= PROVIDED DATA =
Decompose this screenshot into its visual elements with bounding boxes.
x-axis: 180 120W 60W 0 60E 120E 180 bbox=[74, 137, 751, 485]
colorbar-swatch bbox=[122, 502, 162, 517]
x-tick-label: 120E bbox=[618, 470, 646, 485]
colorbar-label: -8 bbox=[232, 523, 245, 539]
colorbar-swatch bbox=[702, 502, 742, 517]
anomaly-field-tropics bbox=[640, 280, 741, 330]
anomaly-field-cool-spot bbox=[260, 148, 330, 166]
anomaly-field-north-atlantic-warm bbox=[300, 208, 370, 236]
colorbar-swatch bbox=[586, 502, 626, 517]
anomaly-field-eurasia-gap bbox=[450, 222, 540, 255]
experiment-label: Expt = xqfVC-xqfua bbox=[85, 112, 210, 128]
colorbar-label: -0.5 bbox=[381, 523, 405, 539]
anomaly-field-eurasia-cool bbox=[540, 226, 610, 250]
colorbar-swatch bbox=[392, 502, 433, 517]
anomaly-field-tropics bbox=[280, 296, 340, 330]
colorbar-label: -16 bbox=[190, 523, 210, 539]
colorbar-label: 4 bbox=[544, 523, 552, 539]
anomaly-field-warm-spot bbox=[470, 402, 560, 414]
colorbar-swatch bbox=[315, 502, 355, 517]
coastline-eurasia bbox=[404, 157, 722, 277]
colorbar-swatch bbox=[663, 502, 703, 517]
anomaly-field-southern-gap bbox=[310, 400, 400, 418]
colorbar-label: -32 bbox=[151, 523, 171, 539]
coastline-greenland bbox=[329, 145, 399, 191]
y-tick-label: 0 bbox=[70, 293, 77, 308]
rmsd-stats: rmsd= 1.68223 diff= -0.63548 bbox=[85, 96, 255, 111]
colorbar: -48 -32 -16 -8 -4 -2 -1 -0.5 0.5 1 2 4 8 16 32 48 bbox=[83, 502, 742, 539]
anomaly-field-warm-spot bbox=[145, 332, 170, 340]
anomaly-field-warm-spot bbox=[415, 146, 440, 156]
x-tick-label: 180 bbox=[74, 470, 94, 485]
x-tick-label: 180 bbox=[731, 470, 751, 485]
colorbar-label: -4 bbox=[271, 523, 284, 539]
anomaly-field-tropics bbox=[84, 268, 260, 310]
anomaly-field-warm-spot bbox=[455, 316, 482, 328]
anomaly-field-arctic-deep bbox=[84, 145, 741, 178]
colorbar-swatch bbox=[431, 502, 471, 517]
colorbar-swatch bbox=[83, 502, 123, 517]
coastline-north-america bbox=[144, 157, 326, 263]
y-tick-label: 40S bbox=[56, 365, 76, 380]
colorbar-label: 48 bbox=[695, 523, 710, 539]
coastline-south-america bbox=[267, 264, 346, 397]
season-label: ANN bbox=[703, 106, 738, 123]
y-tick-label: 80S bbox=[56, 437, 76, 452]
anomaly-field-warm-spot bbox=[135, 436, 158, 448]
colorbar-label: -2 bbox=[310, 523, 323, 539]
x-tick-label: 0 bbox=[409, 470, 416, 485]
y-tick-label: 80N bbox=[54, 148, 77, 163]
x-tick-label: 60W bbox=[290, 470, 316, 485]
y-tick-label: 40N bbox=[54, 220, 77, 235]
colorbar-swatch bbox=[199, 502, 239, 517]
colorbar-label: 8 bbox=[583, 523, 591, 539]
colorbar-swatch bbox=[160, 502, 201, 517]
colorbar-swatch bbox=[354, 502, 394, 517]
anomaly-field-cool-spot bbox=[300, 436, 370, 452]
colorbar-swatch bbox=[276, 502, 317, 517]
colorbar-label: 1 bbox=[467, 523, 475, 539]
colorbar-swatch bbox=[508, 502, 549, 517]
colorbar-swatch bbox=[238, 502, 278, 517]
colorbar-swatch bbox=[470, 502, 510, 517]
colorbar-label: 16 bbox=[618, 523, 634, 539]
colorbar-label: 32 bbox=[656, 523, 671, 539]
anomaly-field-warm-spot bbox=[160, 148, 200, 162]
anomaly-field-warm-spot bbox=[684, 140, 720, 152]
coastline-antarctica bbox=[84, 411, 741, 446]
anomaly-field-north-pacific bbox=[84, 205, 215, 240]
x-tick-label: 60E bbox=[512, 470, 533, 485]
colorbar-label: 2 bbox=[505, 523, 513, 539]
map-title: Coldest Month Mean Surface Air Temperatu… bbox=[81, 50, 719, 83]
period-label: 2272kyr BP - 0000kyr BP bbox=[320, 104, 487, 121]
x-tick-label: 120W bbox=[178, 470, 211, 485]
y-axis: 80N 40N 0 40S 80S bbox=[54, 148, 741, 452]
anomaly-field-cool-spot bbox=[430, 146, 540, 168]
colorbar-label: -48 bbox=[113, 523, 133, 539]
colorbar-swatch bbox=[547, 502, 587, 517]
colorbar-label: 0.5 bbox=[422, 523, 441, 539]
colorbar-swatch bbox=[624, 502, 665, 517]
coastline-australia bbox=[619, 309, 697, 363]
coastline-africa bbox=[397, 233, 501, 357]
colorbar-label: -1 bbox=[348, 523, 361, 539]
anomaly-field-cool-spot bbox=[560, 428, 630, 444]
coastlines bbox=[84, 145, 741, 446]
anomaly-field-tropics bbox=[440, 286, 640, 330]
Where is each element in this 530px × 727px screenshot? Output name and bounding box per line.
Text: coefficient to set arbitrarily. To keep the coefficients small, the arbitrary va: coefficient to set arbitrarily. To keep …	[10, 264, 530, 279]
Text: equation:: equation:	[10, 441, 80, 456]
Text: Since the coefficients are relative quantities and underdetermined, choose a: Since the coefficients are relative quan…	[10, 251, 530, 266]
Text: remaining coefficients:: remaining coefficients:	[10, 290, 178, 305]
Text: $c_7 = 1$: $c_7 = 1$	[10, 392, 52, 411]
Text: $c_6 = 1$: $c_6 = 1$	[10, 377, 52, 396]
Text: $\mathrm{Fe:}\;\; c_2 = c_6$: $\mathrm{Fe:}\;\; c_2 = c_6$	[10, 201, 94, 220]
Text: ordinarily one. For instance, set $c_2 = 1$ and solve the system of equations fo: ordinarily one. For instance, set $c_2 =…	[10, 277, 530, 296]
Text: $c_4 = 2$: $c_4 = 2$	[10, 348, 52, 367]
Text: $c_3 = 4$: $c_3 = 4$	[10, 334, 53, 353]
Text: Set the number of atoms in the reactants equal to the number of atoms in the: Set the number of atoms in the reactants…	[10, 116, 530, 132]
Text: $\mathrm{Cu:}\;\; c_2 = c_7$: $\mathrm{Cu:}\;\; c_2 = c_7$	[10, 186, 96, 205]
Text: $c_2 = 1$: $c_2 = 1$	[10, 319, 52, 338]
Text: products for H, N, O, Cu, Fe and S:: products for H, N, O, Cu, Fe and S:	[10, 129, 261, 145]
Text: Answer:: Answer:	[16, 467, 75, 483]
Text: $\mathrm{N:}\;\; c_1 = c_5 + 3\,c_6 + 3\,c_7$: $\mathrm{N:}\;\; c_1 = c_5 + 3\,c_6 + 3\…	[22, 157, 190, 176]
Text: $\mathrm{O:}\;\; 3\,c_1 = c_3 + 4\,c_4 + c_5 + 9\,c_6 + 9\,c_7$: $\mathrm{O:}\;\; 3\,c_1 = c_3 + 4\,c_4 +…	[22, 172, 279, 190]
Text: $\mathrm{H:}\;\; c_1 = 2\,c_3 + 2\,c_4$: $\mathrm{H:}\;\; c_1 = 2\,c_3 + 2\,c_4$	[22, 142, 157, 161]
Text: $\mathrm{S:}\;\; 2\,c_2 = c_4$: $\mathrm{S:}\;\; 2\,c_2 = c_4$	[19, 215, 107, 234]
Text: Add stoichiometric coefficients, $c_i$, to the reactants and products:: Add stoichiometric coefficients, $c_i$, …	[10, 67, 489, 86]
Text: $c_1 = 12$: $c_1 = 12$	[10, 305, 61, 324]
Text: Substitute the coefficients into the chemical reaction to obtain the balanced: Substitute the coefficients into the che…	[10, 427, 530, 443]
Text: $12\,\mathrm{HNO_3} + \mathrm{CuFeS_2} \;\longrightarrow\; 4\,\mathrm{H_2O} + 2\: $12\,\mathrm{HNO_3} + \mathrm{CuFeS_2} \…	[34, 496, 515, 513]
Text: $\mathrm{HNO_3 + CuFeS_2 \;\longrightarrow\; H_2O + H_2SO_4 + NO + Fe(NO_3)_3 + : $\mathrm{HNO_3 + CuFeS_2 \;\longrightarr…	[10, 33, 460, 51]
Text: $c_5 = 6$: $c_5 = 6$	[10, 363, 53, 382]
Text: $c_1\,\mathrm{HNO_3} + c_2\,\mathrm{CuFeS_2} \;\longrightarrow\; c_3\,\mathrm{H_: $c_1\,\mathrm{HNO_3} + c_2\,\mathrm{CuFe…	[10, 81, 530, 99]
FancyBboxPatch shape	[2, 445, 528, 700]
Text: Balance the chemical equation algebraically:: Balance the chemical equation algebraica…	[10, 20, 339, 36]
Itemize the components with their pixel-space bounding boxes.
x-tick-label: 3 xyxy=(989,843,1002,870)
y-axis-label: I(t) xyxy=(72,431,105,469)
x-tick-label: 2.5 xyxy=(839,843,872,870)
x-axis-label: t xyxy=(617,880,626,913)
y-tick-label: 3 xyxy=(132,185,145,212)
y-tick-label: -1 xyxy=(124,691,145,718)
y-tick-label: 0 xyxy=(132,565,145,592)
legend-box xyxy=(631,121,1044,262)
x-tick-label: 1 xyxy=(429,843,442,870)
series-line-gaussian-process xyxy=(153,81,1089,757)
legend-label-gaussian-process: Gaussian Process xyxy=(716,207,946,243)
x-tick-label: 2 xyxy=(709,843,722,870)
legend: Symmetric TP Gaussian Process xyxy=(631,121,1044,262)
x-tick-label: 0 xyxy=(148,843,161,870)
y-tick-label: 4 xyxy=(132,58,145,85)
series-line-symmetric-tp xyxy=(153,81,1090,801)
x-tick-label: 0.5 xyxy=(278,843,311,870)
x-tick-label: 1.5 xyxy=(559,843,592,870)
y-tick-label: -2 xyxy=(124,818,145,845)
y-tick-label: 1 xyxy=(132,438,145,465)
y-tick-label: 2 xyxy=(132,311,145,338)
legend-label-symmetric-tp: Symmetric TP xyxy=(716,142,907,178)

= PROBLEM =
Can you write out the lines starting with the first line and going on through the line with "colorbar-label: -0.5 bbox=[381, 523, 405, 539]", including both ends?

= FULL ANSWER =
Decompose this screenshot into its visual elements with bounding boxes.
x-axis: 180 120W 60W 0 60E 120E 180 bbox=[74, 137, 751, 485]
colorbar-swatch bbox=[122, 502, 162, 517]
x-tick-label: 120E bbox=[618, 470, 646, 485]
colorbar-label: -8 bbox=[232, 523, 245, 539]
colorbar-swatch bbox=[702, 502, 742, 517]
anomaly-field-tropics bbox=[640, 280, 741, 330]
anomaly-field-cool-spot bbox=[260, 148, 330, 166]
anomaly-field-north-atlantic-warm bbox=[300, 208, 370, 236]
colorbar-swatch bbox=[586, 502, 626, 517]
anomaly-field-eurasia-gap bbox=[450, 222, 540, 255]
experiment-label: Expt = xqfVC-xqfua bbox=[85, 112, 210, 128]
colorbar-label: -0.5 bbox=[381, 523, 405, 539]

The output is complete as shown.